- [Record list]

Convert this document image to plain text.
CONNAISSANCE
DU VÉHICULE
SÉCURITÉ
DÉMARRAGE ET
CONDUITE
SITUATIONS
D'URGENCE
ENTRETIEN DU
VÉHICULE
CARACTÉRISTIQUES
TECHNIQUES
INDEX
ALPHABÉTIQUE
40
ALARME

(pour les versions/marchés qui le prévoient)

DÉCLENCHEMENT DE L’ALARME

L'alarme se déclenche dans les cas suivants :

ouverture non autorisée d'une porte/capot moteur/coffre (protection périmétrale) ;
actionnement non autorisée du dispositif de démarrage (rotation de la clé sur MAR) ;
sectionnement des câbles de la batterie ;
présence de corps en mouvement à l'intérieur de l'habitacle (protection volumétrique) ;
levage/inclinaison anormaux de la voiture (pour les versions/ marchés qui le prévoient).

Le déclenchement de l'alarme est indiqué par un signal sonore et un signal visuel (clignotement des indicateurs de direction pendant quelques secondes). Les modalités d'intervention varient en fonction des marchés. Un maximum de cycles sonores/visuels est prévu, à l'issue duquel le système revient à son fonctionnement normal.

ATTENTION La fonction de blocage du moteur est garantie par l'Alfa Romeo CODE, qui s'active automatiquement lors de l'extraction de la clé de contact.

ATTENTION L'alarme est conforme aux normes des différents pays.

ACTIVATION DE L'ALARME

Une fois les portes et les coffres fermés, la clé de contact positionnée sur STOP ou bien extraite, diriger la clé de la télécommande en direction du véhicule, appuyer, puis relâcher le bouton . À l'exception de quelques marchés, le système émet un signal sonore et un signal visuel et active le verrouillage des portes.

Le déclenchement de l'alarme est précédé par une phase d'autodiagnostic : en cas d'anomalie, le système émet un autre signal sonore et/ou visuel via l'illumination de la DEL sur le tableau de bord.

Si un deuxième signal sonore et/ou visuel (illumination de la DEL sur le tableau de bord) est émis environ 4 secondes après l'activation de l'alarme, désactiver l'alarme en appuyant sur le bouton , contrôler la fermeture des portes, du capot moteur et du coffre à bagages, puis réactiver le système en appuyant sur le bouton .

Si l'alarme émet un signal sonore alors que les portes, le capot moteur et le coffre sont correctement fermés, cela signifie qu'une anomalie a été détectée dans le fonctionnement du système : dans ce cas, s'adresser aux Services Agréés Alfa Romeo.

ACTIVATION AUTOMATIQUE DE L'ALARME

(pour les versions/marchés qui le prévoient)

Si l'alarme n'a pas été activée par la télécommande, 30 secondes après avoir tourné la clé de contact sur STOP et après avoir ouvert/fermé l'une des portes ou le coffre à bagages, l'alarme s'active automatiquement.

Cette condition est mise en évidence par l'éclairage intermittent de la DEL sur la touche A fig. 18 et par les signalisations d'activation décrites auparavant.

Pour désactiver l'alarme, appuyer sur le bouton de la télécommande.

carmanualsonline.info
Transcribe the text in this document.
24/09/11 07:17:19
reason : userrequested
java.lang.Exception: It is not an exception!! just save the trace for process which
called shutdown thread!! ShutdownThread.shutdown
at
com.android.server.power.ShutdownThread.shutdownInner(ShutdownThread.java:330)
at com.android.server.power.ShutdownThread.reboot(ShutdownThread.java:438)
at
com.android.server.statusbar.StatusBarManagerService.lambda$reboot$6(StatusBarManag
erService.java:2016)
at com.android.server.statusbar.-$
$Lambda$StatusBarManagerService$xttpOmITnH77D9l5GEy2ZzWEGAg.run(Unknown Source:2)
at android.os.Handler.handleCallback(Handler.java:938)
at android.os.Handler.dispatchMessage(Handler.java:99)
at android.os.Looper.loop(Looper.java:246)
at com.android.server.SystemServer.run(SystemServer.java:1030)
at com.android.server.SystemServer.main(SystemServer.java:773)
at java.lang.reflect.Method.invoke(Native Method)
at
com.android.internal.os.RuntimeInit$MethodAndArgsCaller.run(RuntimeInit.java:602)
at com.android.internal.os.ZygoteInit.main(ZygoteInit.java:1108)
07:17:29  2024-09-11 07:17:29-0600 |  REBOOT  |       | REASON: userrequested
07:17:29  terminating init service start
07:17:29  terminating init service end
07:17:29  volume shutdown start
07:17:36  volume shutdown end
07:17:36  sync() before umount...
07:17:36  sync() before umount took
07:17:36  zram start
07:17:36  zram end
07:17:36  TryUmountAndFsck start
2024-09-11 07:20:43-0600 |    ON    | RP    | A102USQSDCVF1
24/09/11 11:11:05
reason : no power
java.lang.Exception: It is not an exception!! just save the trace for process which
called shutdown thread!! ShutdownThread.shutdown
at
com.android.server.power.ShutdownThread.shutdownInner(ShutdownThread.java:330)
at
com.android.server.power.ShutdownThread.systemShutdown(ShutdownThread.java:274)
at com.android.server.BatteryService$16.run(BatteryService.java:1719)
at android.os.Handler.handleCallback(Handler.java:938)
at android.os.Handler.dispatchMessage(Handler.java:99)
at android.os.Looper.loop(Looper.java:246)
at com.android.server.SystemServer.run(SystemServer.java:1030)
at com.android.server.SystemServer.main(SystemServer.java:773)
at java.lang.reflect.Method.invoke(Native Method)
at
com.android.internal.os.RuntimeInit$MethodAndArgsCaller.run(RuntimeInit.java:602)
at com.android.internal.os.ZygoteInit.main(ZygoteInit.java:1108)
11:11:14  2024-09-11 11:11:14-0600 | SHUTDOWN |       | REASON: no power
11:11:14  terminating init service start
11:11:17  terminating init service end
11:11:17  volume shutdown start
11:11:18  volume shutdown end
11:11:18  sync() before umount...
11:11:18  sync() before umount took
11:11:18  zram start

- [Stated goal] For the string "Romeo", count the lines of the entries above that include it; answer with the number only.

- [Right answer] 2